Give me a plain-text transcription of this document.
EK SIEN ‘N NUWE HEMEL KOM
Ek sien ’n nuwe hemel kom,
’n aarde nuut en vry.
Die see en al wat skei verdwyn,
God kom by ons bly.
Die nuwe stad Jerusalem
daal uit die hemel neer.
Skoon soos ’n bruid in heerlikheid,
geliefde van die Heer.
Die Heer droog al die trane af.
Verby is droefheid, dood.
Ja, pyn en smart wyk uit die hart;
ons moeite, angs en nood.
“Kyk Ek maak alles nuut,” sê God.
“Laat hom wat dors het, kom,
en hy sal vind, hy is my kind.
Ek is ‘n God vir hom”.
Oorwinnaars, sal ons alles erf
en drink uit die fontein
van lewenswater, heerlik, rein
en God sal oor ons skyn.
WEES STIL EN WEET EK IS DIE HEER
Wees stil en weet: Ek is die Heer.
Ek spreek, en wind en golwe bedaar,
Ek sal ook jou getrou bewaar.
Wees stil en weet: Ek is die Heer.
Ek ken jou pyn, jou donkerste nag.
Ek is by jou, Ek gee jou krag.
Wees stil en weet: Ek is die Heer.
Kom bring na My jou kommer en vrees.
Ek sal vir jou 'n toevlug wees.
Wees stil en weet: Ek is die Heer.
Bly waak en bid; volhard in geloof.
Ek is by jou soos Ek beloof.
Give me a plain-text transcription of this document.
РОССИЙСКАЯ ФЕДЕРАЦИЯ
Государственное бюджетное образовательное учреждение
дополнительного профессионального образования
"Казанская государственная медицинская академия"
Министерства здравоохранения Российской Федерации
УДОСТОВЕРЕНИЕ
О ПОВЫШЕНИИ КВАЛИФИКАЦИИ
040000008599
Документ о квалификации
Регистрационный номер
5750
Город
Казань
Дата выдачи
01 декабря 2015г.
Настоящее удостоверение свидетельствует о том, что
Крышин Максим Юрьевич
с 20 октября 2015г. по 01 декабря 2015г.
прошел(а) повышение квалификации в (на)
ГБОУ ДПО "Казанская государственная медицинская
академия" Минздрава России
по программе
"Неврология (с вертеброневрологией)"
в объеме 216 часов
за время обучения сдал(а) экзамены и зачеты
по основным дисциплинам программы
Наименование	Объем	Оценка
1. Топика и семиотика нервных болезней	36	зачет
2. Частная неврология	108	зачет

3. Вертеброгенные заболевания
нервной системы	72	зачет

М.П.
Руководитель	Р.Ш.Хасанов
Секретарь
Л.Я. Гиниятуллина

----------------------------------------

- **Set exercise**
Please quote the records above exactly, without skipping a line.

- **Full response**
Give me a plain-text transcription of this document.
EK SIEN ‘N NUWE HEMEL KOM
Ek sien ’n nuwe hemel kom,
’n aarde nuut en vry.
Die see en al wat skei verdwyn,
God kom by ons bly.
Die nuwe stad Jerusalem
daal uit die hemel neer.
Skoon soos ’n bruid in heerlikheid,
geliefde van die Heer.
Die Heer droog al die trane af.
Verby is droefheid, dood.
Ja, pyn en smart wyk uit die hart;
ons moeite, angs en nood.
“Kyk Ek maak alles nuut,” sê God.
“Laat hom wat dors het, kom,
en hy sal vind, hy is my kind.
Ek is ‘n God vir hom”.
Oorwinnaars, sal ons alles erf
en drink uit die fontein
van lewenswater, heerlik, rein
en God sal oor ons skyn.
WEES STIL EN WEET EK IS DIE HEER
Wees stil en weet: Ek is die Heer.
Ek spreek, en wind en golwe bedaar,
Ek sal ook jou getrou bewaar.
Wees stil en weet: Ek is die Heer.
Ek ken jou pyn, jou donkerste nag.
Ek is by jou, Ek gee jou krag.
Wees stil en weet: Ek is die Heer.
Kom bring na My jou kommer en vrees.
Ek sal vir jou 'n toevlug wees.
Wees stil en weet: Ek is die Heer.
Bly waak en bid; volhard in geloof.
Ek is by jou soos Ek beloof.
Give me a plain-text transcription of this document.
РОССИЙСКАЯ ФЕДЕРАЦИЯ
Государственное бюджетное образовательное учреждение
дополнительного профессионального образования
"Казанская государственная медицинская академия"
Министерства здравоохранения Российской Федерации
УДОСТОВЕРЕНИЕ
О ПОВЫШЕНИИ КВАЛИФИКАЦИИ
040000008599
Документ о квалификации
Регистрационный номер
5750
Город
Казань
Дата выдачи
01 декабря 2015г.
Настоящее удостоверение свидетельствует о том, что
Крышин Максим Юрьевич
с 20 октября 2015г. по 01 декабря 2015г.
прошел(а) повышение квалификации в (на)
ГБОУ ДПО "Казанская государственная медицинская
академия" Минздрава России
по программе
"Неврология (с вертеброневрологией)"
в объеме 216 часов
за время обучения сдал(а) экзамены и зачеты
по основным дисциплинам программы
Наименование	Объем	Оценка
1. Топика и семиотика нервных болезней	36	зачет
2. Частная неврология	108	зачет

3. Вертеброгенные заболевания
нервной системы	72	зачет

М.П.
Руководитель	Р.Ш.Хасанов
Секретарь
Л.Я. Гиниятуллина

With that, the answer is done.